Direction >> Carry none of the pictures over; set down the material below exactly.

(Raw records)
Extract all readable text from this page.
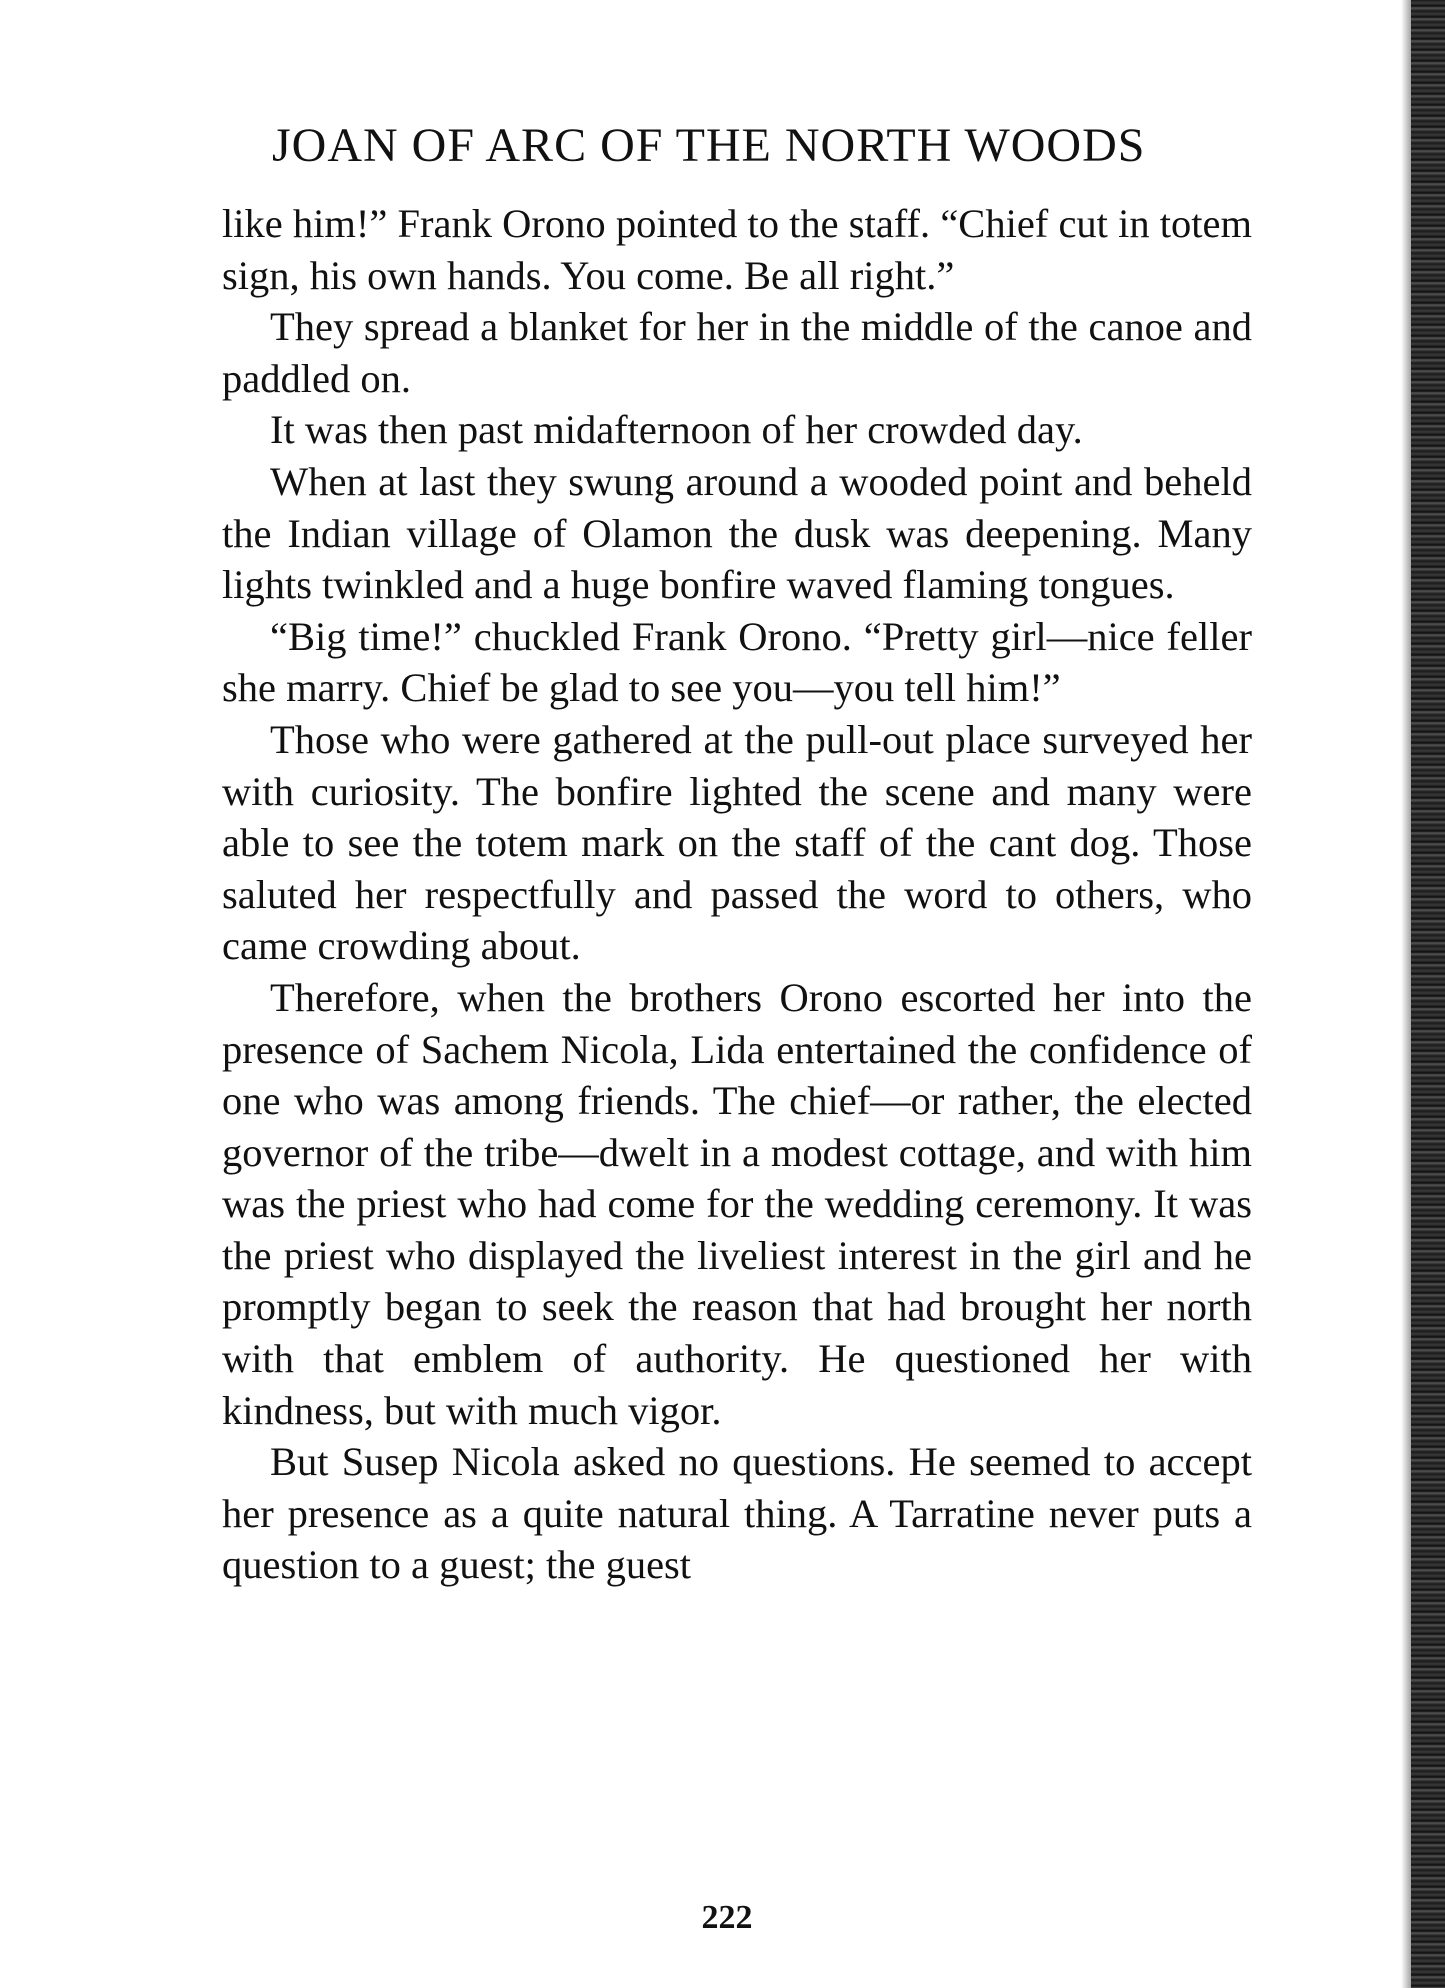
JOAN OF ARC OF THE NORTH WOODS

like him!” Frank Orono pointed to the staff. “Chief cut in totem sign, his own hands. You come. Be all right.”

They spread a blanket for her in the middle of the canoe and paddled on.

It was then past midafternoon of her crowded day.

When at last they swung around a wooded point and beheld the Indian village of Olamon the dusk was deepening. Many lights twinkled and a huge bonfire waved flaming tongues.

“Big time!” chuckled Frank Orono. “Pretty girl—nice feller she marry. Chief be glad to see you—you tell him!”

Those who were gathered at the pull-out place surveyed her with curiosity. The bonfire lighted the scene and many were able to see the totem mark on the staff of the cant dog. Those saluted her respectfully and passed the word to others, who came crowding about.

Therefore, when the brothers Orono escorted her into the presence of Sachem Nicola, Lida entertained the confidence of one who was among friends. The chief—or rather, the elected governor of the tribe—dwelt in a modest cottage, and with him was the priest who had come for the wedding ceremony. It was the priest who displayed the liveliest interest in the girl and he promptly began to seek the reason that had brought her north with that emblem of authority. He questioned her with kindness, but with much vigor.

But Susep Nicola asked no questions. He seemed to accept her presence as a quite natural thing. A Tarratine never puts a question to a guest; the guest

222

Worked answer >>
Extract all readable text from this page.
JOAN OF ARC OF THE NORTH WOODS

like him!” Frank Orono pointed to the staff. “Chief cut in totem sign, his own hands. You come. Be all right.”

They spread a blanket for her in the middle of the canoe and paddled on.

It was then past midafternoon of her crowded day.

When at last they swung around a wooded point and beheld the Indian village of Olamon the dusk was deepening. Many lights twinkled and a huge bonfire waved flaming tongues.

“Big time!” chuckled Frank Orono. “Pretty girl—nice feller she marry. Chief be glad to see you—you tell him!”

Those who were gathered at the pull-out place surveyed her with curiosity. The bonfire lighted the scene and many were able to see the totem mark on the staff of the cant dog. Those saluted her respectfully and passed the word to others, who came crowding about.

Therefore, when the brothers Orono escorted her into the presence of Sachem Nicola, Lida entertained the confidence of one who was among friends. The chief—or rather, the elected governor of the tribe—dwelt in a modest cottage, and with him was the priest who had come for the wedding ceremony. It was the priest who displayed the liveliest interest in the girl and he promptly began to seek the reason that had brought her north with that emblem of authority. He questioned her with kindness, but with much vigor.

But Susep Nicola asked no questions. He seemed to accept her presence as a quite natural thing. A Tarratine never puts a question to a guest; the guest

222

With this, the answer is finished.